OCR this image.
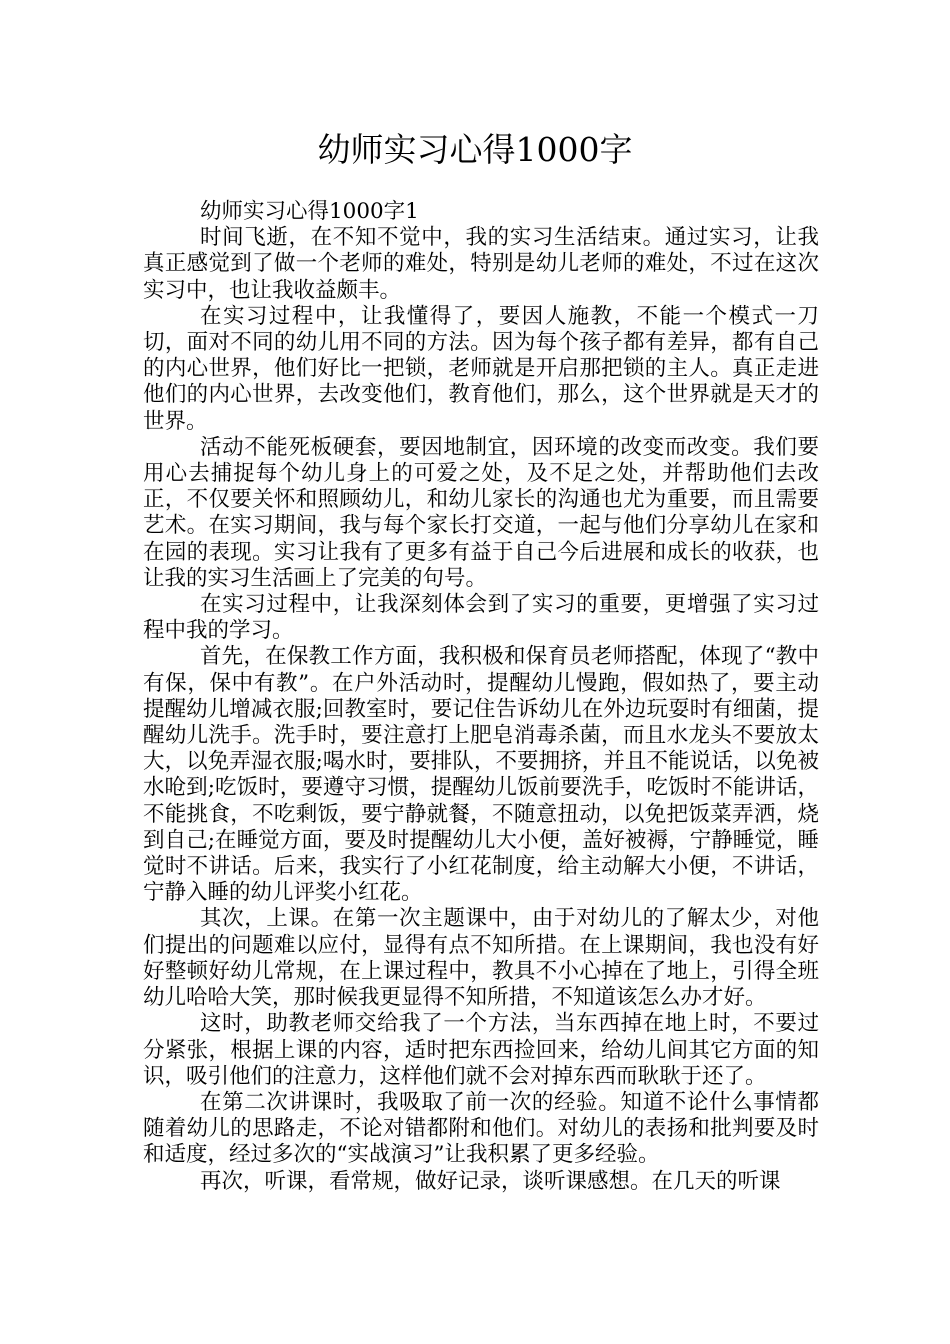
幼师实习心得1000字

幼师实习心得1000字1

时间飞逝，在不知不觉中，我的实习生活结束。通过实习，让我真正感觉到了做一个老师的难处，特别是幼儿老师的难处，不过在这次实习中，也让我收益颇丰。

在实习过程中，让我懂得了，要因人施教，不能一个模式一刀切，面对不同的幼儿用不同的方法。因为每个孩子都有差异，都有自己的内心世界，他们好比一把锁，老师就是开启那把锁的主人。真正走进他们的内心世界，去改变他们，教育他们，那么，这个世界就是天才的世界。

活动不能死板硬套，要因地制宜，因环境的改变而改变。我们要用心去捕捉每个幼儿身上的可爱之处，及不足之处，并帮助他们去改正，不仅要关怀和照顾幼儿，和幼儿家长的沟通也尤为重要，而且需要艺术。在实习期间，我与每个家长打交道，一起与他们分享幼儿在家和在园的表现。实习让我有了更多有益于自己今后进展和成长的收获，也让我的实习生活画上了完美的句号。

在实习过程中，让我深刻体会到了实习的重要，更增强了实习过程中我的学习。

首先，在保教工作方面，我积极和保育员老师搭配，体现了“教中有保，保中有教”。在户外活动时，提醒幼儿慢跑，假如热了，要主动提醒幼儿增减衣服;回教室时，要记住告诉幼儿在外边玩耍时有细菌，提醒幼儿洗手。洗手时，要注意打上肥皂消毒杀菌，而且水龙头不要放太大，以免弄湿衣服;喝水时，要排队，不要拥挤，并且不能说话，以免被水呛到;吃饭时，要遵守习惯，提醒幼儿饭前要洗手，吃饭时不能讲话，不能挑食，不吃剩饭，要宁静就餐，不随意扭动，以免把饭菜弄洒，烧到自己;在睡觉方面，要及时提醒幼儿大小便，盖好被褥，宁静睡觉，睡觉时不讲话。后来，我实行了小红花制度，给主动解大小便，不讲话，宁静入睡的幼儿评奖小红花。

其次，上课。在第一次主题课中，由于对幼儿的了解太少，对他们提出的问题难以应付，显得有点不知所措。在上课期间，我也没有好好整顿好幼儿常规，在上课过程中，教具不小心掉在了地上，引得全班幼儿哈哈大笑，那时候我更显得不知所措，不知道该怎么办才好。

这时，助教老师交给我了一个方法，当东西掉在地上时，不要过分紧张，根据上课的内容，适时把东西捡回来，给幼儿间其它方面的知识，吸引他们的注意力，这样他们就不会对掉东西而耿耿于还了。

在第二次讲课时，我吸取了前一次的经验。知道不论什么事情都随着幼儿的思路走，不论对错都附和他们。对幼儿的表扬和批判要及时和适度，经过多次的“实战演习”让我积累了更多经验。

再次，听课，看常规，做好记录，谈听课感想。在几天的听课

> **Task details**:
Write out all the records again, exactly, minus any pictures.

> **Output below**:
OCR this image.
幼师实习心得1000字

幼师实习心得1000字1

时间飞逝，在不知不觉中，我的实习生活结束。通过实习，让我真正感觉到了做一个老师的难处，特别是幼儿老师的难处，不过在这次实习中，也让我收益颇丰。

在实习过程中，让我懂得了，要因人施教，不能一个模式一刀切，面对不同的幼儿用不同的方法。因为每个孩子都有差异，都有自己的内心世界，他们好比一把锁，老师就是开启那把锁的主人。真正走进他们的内心世界，去改变他们，教育他们，那么，这个世界就是天才的世界。

活动不能死板硬套，要因地制宜，因环境的改变而改变。我们要用心去捕捉每个幼儿身上的可爱之处，及不足之处，并帮助他们去改正，不仅要关怀和照顾幼儿，和幼儿家长的沟通也尤为重要，而且需要艺术。在实习期间，我与每个家长打交道，一起与他们分享幼儿在家和在园的表现。实习让我有了更多有益于自己今后进展和成长的收获，也让我的实习生活画上了完美的句号。

在实习过程中，让我深刻体会到了实习的重要，更增强了实习过程中我的学习。

首先，在保教工作方面，我积极和保育员老师搭配，体现了“教中有保，保中有教”。在户外活动时，提醒幼儿慢跑，假如热了，要主动提醒幼儿增减衣服;回教室时，要记住告诉幼儿在外边玩耍时有细菌，提醒幼儿洗手。洗手时，要注意打上肥皂消毒杀菌，而且水龙头不要放太大，以免弄湿衣服;喝水时，要排队，不要拥挤，并且不能说话，以免被水呛到;吃饭时，要遵守习惯，提醒幼儿饭前要洗手，吃饭时不能讲话，不能挑食，不吃剩饭，要宁静就餐，不随意扭动，以免把饭菜弄洒，烧到自己;在睡觉方面，要及时提醒幼儿大小便，盖好被褥，宁静睡觉，睡觉时不讲话。后来，我实行了小红花制度，给主动解大小便，不讲话，宁静入睡的幼儿评奖小红花。

其次，上课。在第一次主题课中，由于对幼儿的了解太少，对他们提出的问题难以应付，显得有点不知所措。在上课期间，我也没有好好整顿好幼儿常规，在上课过程中，教具不小心掉在了地上，引得全班幼儿哈哈大笑，那时候我更显得不知所措，不知道该怎么办才好。

这时，助教老师交给我了一个方法，当东西掉在地上时，不要过分紧张，根据上课的内容，适时把东西捡回来，给幼儿间其它方面的知识，吸引他们的注意力，这样他们就不会对掉东西而耿耿于还了。

在第二次讲课时，我吸取了前一次的经验。知道不论什么事情都随着幼儿的思路走，不论对错都附和他们。对幼儿的表扬和批判要及时和适度，经过多次的“实战演习”让我积累了更多经验。

再次，听课，看常规，做好记录，谈听课感想。在几天的听课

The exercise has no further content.